**Instructions for the task**
Return each line of the material verbatim.

**Task inputs**
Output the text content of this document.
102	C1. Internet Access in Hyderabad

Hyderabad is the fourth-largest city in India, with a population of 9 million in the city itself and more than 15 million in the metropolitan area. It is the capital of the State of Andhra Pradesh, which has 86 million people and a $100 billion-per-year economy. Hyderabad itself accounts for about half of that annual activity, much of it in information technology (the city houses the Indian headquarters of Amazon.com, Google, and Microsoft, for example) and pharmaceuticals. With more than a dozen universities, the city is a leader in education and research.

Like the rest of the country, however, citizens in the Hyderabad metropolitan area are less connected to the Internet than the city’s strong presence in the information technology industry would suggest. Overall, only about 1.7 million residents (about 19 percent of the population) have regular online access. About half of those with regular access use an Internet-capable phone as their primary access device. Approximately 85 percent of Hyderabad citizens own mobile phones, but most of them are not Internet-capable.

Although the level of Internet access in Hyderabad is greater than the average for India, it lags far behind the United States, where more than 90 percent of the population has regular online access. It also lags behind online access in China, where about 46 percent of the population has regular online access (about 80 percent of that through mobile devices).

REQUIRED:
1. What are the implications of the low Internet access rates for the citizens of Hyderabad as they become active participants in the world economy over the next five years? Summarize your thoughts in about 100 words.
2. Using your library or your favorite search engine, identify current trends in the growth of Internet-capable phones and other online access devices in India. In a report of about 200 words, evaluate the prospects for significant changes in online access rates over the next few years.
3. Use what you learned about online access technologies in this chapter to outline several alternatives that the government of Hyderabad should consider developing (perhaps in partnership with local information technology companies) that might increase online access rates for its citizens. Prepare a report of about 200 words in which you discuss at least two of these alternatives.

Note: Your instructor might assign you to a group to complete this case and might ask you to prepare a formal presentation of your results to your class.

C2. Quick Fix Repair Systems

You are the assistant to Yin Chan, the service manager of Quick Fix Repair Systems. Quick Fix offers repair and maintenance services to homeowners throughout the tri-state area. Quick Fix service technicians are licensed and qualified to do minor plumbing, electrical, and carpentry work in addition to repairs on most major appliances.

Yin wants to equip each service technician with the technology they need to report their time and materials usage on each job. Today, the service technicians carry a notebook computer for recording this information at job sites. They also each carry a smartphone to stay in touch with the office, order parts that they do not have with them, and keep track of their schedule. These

**Answer in full**
Output the text content of this document.
102	C1. Internet Access in Hyderabad

Hyderabad is the fourth-largest city in India, with a population of 9 million in the city itself and more than 15 million in the metropolitan area. It is the capital of the State of Andhra Pradesh, which has 86 million people and a $100 billion-per-year economy. Hyderabad itself accounts for about half of that annual activity, much of it in information technology (the city houses the Indian headquarters of Amazon.com, Google, and Microsoft, for example) and pharmaceuticals. With more than a dozen universities, the city is a leader in education and research.

Like the rest of the country, however, citizens in the Hyderabad metropolitan area are less connected to the Internet than the city’s strong presence in the information technology industry would suggest. Overall, only about 1.7 million residents (about 19 percent of the population) have regular online access. About half of those with regular access use an Internet-capable phone as their primary access device. Approximately 85 percent of Hyderabad citizens own mobile phones, but most of them are not Internet-capable.

Although the level of Internet access in Hyderabad is greater than the average for India, it lags far behind the United States, where more than 90 percent of the population has regular online access. It also lags behind online access in China, where about 46 percent of the population has regular online access (about 80 percent of that through mobile devices).

REQUIRED:
1. What are the implications of the low Internet access rates for the citizens of Hyderabad as they become active participants in the world economy over the next five years? Summarize your thoughts in about 100 words.
2. Using your library or your favorite search engine, identify current trends in the growth of Internet-capable phones and other online access devices in India. In a report of about 200 words, evaluate the prospects for significant changes in online access rates over the next few years.
3. Use what you learned about online access technologies in this chapter to outline several alternatives that the government of Hyderabad should consider developing (perhaps in partnership with local information technology companies) that might increase online access rates for its citizens. Prepare a report of about 200 words in which you discuss at least two of these alternatives.

Note: Your instructor might assign you to a group to complete this case and might ask you to prepare a formal presentation of your results to your class.

C2. Quick Fix Repair Systems

You are the assistant to Yin Chan, the service manager of Quick Fix Repair Systems. Quick Fix offers repair and maintenance services to homeowners throughout the tri-state area. Quick Fix service technicians are licensed and qualified to do minor plumbing, electrical, and carpentry work in addition to repairs on most major appliances.

Yin wants to equip each service technician with the technology they need to report their time and materials usage on each job. Today, the service technicians carry a notebook computer for recording this information at job sites. They also each carry a smartphone to stay in touch with the office, order parts that they do not have with them, and keep track of their schedule. These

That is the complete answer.